EXERCISE INSTRUCTIONS:
Every record below should be printed exactly as it appears.

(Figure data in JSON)
____________

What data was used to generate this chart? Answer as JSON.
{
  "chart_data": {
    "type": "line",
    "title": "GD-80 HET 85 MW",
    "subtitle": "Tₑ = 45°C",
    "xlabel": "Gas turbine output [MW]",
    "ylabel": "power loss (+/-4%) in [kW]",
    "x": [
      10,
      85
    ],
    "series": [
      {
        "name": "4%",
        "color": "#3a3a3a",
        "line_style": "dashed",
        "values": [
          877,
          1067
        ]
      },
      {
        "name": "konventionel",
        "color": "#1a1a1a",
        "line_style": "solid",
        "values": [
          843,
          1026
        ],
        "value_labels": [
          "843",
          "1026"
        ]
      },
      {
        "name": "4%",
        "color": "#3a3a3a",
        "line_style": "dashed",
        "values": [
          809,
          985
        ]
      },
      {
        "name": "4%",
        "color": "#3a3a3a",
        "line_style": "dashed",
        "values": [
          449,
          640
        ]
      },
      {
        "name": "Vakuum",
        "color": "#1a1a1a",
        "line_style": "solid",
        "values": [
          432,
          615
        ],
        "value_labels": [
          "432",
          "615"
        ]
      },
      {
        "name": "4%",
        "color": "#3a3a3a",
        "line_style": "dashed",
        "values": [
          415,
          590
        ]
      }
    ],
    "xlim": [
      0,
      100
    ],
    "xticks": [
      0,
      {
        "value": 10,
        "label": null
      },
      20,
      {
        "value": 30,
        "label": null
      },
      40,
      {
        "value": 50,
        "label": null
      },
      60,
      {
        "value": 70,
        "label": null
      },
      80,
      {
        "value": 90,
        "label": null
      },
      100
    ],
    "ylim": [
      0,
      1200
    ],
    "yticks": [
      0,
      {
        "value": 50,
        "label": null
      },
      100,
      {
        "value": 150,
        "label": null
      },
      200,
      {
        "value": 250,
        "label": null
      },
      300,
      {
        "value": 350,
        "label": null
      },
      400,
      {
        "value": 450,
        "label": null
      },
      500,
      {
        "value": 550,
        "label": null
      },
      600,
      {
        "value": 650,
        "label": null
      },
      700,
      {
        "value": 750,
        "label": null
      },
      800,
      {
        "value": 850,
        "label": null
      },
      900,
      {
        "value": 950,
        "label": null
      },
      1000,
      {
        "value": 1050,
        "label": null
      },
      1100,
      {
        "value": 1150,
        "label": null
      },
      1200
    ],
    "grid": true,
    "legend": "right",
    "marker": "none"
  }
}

____________

EXERCISE RESULT:
What data was used to generate this chart? Answer as JSON.
{
  "chart_data": {
    "type": "line",
    "title": "GD-80 HET 85 MW",
    "subtitle": "Tₑ = 45°C",
    "xlabel": "Gas turbine output [MW]",
    "ylabel": "power loss (+/-4%) in [kW]",
    "x": [
      10,
      85
    ],
    "series": [
      {
        "name": "4%",
        "color": "#3a3a3a",
        "line_style": "dashed",
        "values": [
          877,
          1067
        ]
      },
      {
        "name": "konventionel",
        "color": "#1a1a1a",
        "line_style": "solid",
        "values": [
          843,
          1026
        ],
        "value_labels": [
          "843",
          "1026"
        ]
      },
      {
        "name": "4%",
        "color": "#3a3a3a",
        "line_style": "dashed",
        "values": [
          809,
          985
        ]
      },
      {
        "name": "4%",
        "color": "#3a3a3a",
        "line_style": "dashed",
        "values": [
          449,
          640
        ]
      },
      {
        "name": "Vakuum",
        "color": "#1a1a1a",
        "line_style": "solid",
        "values": [
          432,
          615
        ],
        "value_labels": [
          "432",
          "615"
        ]
      },
      {
        "name": "4%",
        "color": "#3a3a3a",
        "line_style": "dashed",
        "values": [
          415,
          590
        ]
      }
    ],
    "xlim": [
      0,
      100
    ],
    "xticks": [
      0,
      {
        "value": 10,
        "label": null
      },
      20,
      {
        "value": 30,
        "label": null
      },
      40,
      {
        "value": 50,
        "label": null
      },
      60,
      {
        "value": 70,
        "label": null
      },
      80,
      {
        "value": 90,
        "label": null
      },
      100
    ],
    "ylim": [
      0,
      1200
    ],
    "yticks": [
      0,
      {
        "value": 50,
        "label": null
      },
      100,
      {
        "value": 150,
        "label": null
      },
      200,
      {
        "value": 250,
        "label": null
      },
      300,
      {
        "value": 350,
        "label": null
      },
      400,
      {
        "value": 450,
        "label": null
      },
      500,
      {
        "value": 550,
        "label": null
      },
      600,
      {
        "value": 650,
        "label": null
      },
      700,
      {
        "value": 750,
        "label": null
      },
      800,
      {
        "value": 850,
        "label": null
      },
      900,
      {
        "value": 950,
        "label": null
      },
      1000,
      {
        "value": 1050,
        "label": null
      },
      1100,
      {
        "value": 1150,
        "label": null
      },
      1200
    ],
    "grid": true,
    "legend": "right",
    "marker": "none"
  }
}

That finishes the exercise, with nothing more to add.